▶ **Exercise prompt**: Copy all lines in which the word "Fractal" can be found.

▶ **Dataset content**:
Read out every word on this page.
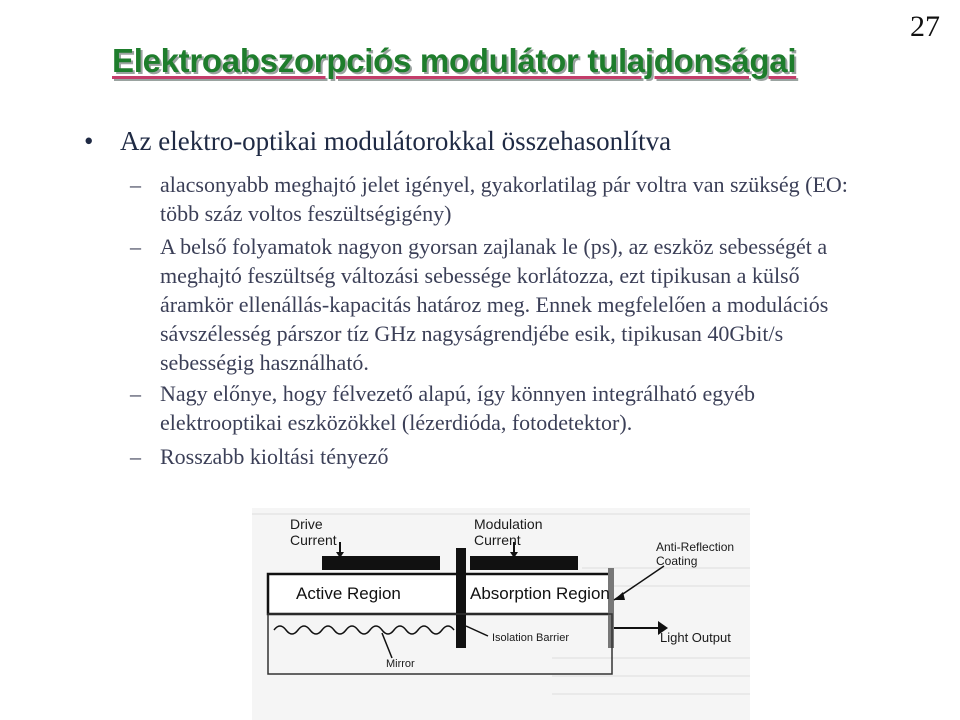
27
Elektroabszorpciós modulátor tulajdonságai
• Az elektro-optikai modulátorokkal összehasonlítva
– alacsonyabb meghajtó jelet igényel, gyakorlatilag pár voltra van szükség (EO: több száz voltos feszültségigény)
– A belső folyamatok nagyon gyorsan zajlanak le (ps), az eszköz sebességét a meghajtó feszültség változási sebessége korlátozza, ezt tipikusan a külső áramkör ellenállás-kapacitás határoz meg. Ennek megfelelően a modulációs sávszélesség párszor tíz GHz nagyságrendjébe esik, tipikusan 40Gbit/s sebességig használható.
– Nagy előnye, hogy félvezető alapú, így könnyen integrálható egyéb elektrooptikai eszközökkel (lézerdióda, fotodetektor).
– Rosszabb kioltási tényező
Drive
Current
Modulation
Current	Anti-Reflection
Coating
Active Region	Absorption Region
Isolation Barrier	Light Output
Mirror
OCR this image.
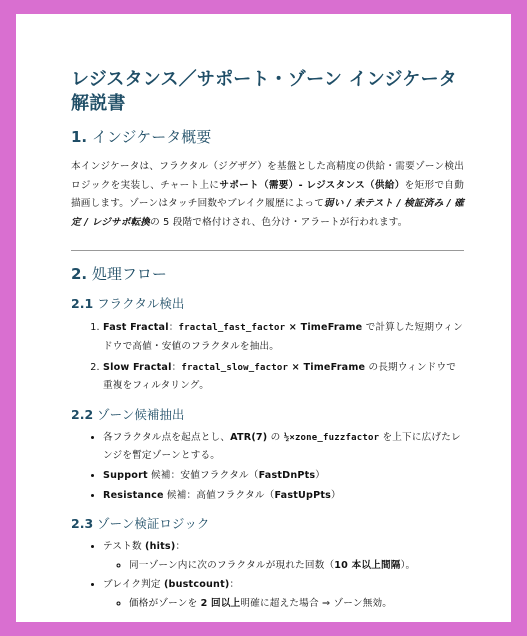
レジスタンス／サポート・ゾーン インジケータ解説書
1. インジケータ概要

本インジケータは、フラクタル（ジグザグ）を基盤とした高精度の供給・需要ゾーン検出ロジックを実装し、チャート上にサポート（需要）- レジスタンス（供給）を矩形で自動描画します。ゾーンはタッチ回数やブレイク履歴によって弱い / 未テスト / 検証済み / 確定 / レジサポ転換の 5 段階で格付けされ、色分け・アラートが行われます。

2. 処理フロー
2.1 フラクタル検出
1. Fast Fractal：fractal_fast_factor × TimeFrame で計算した短期ウィンドウで高値・安値のフラクタルを抽出。
2. Slow Fractal：fractal_slow_factor × TimeFrame の長期ウィンドウで重複をフィルタリング。
2.2 ゾーン候補抽出
• 各フラクタル点を起点とし、ATR(7) の ½×zone_fuzzfactor を上下に広げたレンジを暫定ゾーンとする。
• Support 候補：安値フラクタル（FastDnPts）
• Resistance 候補：高値フラクタル（FastUpPts）
2.3 ゾーン検証ロジック
• テスト数 (hits)：
◦ 同一ゾーン内に次のフラクタルが現れた回数（10 本以上間隔）。
• ブレイク判定 (bustcount)：
◦ 価格がゾーンを 2 回以上明確に超えた場合 ⇒ ゾーン無効。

▶ **Expected output**:
1. Fast Fractal：fractal_fast_factor × TimeFrame で計算した短期ウィンドウで高値・安値のフラクタルを抽出。
2. Slow Fractal：fractal_slow_factor × TimeFrame の長期ウィンドウで重複をフィルタリング。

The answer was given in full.